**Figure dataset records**

::::::

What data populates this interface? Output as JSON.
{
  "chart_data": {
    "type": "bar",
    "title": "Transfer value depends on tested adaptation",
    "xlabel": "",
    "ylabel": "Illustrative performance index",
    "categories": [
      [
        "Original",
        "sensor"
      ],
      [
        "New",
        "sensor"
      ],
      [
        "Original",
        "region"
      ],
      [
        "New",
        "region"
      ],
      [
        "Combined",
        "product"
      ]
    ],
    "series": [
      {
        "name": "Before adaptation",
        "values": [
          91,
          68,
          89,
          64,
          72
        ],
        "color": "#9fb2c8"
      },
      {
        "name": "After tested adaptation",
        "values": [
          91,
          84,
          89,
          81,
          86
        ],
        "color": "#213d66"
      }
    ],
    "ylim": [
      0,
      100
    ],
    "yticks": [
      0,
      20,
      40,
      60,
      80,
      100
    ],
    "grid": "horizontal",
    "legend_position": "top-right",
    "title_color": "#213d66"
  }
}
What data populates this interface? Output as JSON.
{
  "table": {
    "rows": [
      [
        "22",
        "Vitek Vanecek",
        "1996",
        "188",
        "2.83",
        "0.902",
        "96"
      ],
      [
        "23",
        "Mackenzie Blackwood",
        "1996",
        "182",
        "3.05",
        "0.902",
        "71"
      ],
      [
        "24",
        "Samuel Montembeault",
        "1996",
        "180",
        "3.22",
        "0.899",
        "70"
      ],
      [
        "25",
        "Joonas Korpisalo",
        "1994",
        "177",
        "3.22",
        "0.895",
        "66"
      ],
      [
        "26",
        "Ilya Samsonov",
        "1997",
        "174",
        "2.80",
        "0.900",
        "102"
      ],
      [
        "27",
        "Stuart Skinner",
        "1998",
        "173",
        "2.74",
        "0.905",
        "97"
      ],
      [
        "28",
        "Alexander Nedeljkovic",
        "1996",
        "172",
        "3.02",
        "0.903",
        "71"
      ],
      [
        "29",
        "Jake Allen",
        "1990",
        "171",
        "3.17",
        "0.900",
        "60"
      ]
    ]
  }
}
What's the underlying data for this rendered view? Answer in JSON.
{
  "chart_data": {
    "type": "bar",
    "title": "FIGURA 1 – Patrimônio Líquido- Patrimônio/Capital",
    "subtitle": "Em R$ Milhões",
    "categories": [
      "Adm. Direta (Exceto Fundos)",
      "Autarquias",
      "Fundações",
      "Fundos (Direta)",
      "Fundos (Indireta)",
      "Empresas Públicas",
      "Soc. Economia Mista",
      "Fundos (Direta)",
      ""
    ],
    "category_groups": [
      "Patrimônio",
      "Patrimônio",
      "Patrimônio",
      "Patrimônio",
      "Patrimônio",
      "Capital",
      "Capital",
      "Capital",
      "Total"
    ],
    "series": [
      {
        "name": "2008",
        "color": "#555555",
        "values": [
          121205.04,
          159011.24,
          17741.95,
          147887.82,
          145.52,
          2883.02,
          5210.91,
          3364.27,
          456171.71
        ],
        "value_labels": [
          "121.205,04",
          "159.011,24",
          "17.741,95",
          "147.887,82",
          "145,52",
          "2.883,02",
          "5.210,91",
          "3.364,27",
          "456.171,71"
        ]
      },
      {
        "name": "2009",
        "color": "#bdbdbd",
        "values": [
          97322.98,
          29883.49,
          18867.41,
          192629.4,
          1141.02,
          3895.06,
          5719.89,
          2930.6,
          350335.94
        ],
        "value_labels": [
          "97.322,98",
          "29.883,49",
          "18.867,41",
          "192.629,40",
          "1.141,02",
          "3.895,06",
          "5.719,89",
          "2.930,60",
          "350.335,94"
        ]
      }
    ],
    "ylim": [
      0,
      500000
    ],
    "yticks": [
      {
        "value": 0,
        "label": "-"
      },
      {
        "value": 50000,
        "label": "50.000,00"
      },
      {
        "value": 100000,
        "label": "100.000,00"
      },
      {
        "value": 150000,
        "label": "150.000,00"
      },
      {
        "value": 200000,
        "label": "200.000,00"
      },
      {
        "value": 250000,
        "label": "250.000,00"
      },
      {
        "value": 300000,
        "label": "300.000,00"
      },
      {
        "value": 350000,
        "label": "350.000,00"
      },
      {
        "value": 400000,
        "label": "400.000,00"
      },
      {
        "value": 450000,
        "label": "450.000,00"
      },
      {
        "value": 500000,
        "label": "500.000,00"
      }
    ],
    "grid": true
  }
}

::::::

**The problem**
Write the data from above out again, exactly.

**Response to this exercise**
What data populates this interface? Output as JSON.
{
  "chart_data": {
    "type": "bar",
    "title": "Transfer value depends on tested adaptation",
    "xlabel": "",
    "ylabel": "Illustrative performance index",
    "categories": [
      [
        "Original",
        "sensor"
      ],
      [
        "New",
        "sensor"
      ],
      [
        "Original",
        "region"
      ],
      [
        "New",
        "region"
      ],
      [
        "Combined",
        "product"
      ]
    ],
    "series": [
      {
        "name": "Before adaptation",
        "values": [
          91,
          68,
          89,
          64,
          72
        ],
        "color": "#9fb2c8"
      },
      {
        "name": "After tested adaptation",
        "values": [
          91,
          84,
          89,
          81,
          86
        ],
        "color": "#213d66"
      }
    ],
    "ylim": [
      0,
      100
    ],
    "yticks": [
      0,
      20,
      40,
      60,
      80,
      100
    ],
    "grid": "horizontal",
    "legend_position": "top-right",
    "title_color": "#213d66"
  }
}
What data populates this interface? Output as JSON.
{
  "table": {
    "rows": [
      [
        "22",
        "Vitek Vanecek",
        "1996",
        "188",
        "2.83",
        "0.902",
        "96"
      ],
      [
        "23",
        "Mackenzie Blackwood",
        "1996",
        "182",
        "3.05",
        "0.902",
        "71"
      ],
      [
        "24",
        "Samuel Montembeault",
        "1996",
        "180",
        "3.22",
        "0.899",
        "70"
      ],
      [
        "25",
        "Joonas Korpisalo",
        "1994",
        "177",
        "3.22",
        "0.895",
        "66"
      ],
      [
        "26",
        "Ilya Samsonov",
        "1997",
        "174",
        "2.80",
        "0.900",
        "102"
      ],
      [
        "27",
        "Stuart Skinner",
        "1998",
        "173",
        "2.74",
        "0.905",
        "97"
      ],
      [
        "28",
        "Alexander Nedeljkovic",
        "1996",
        "172",
        "3.02",
        "0.903",
        "71"
      ],
      [
        "29",
        "Jake Allen",
        "1990",
        "171",
        "3.17",
        "0.900",
        "60"
      ]
    ]
  }
}
What's the underlying data for this rendered view? Answer in JSON.
{
  "chart_data": {
    "type": "bar",
    "title": "FIGURA 1 – Patrimônio Líquido- Patrimônio/Capital",
    "subtitle": "Em R$ Milhões",
    "categories": [
      "Adm. Direta (Exceto Fundos)",
      "Autarquias",
      "Fundações",
      "Fundos (Direta)",
      "Fundos (Indireta)",
      "Empresas Públicas",
      "Soc. Economia Mista",
      "Fundos (Direta)",
      ""
    ],
    "category_groups": [
      "Patrimônio",
      "Patrimônio",
      "Patrimônio",
      "Patrimônio",
      "Patrimônio",
      "Capital",
      "Capital",
      "Capital",
      "Total"
    ],
    "series": [
      {
        "name": "2008",
        "color": "#555555",
        "values": [
          121205.04,
          159011.24,
          17741.95,
          147887.82,
          145.52,
          2883.02,
          5210.91,
          3364.27,
          456171.71
        ],
        "value_labels": [
          "121.205,04",
          "159.011,24",
          "17.741,95",
          "147.887,82",
          "145,52",
          "2.883,02",
          "5.210,91",
          "3.364,27",
          "456.171,71"
        ]
      },
      {
        "name": "2009",
        "color": "#bdbdbd",
        "values": [
          97322.98,
          29883.49,
          18867.41,
          192629.4,
          1141.02,
          3895.06,
          5719.89,
          2930.6,
          350335.94
        ],
        "value_labels": [
          "97.322,98",
          "29.883,49",
          "18.867,41",
          "192.629,40",
          "1.141,02",
          "3.895,06",
          "5.719,89",
          "2.930,60",
          "350.335,94"
        ]
      }
    ],
    "ylim": [
      0,
      500000
    ],
    "yticks": [
      {
        "value": 0,
        "label": "-"
      },
      {
        "value": 50000,
        "label": "50.000,00"
      },
      {
        "value": 100000,
        "label": "100.000,00"
      },
      {
        "value": 150000,
        "label": "150.000,00"
      },
      {
        "value": 200000,
        "label": "200.000,00"
      },
      {
        "value": 250000,
        "label": "250.000,00"
      },
      {
        "value": 300000,
        "label": "300.000,00"
      },
      {
        "value": 350000,
        "label": "350.000,00"
      },
      {
        "value": 400000,
        "label": "400.000,00"
      },
      {
        "value": 450000,
        "label": "450.000,00"
      },
      {
        "value": 500000,
        "label": "500.000,00"
      }
    ],
    "grid": true
  }
}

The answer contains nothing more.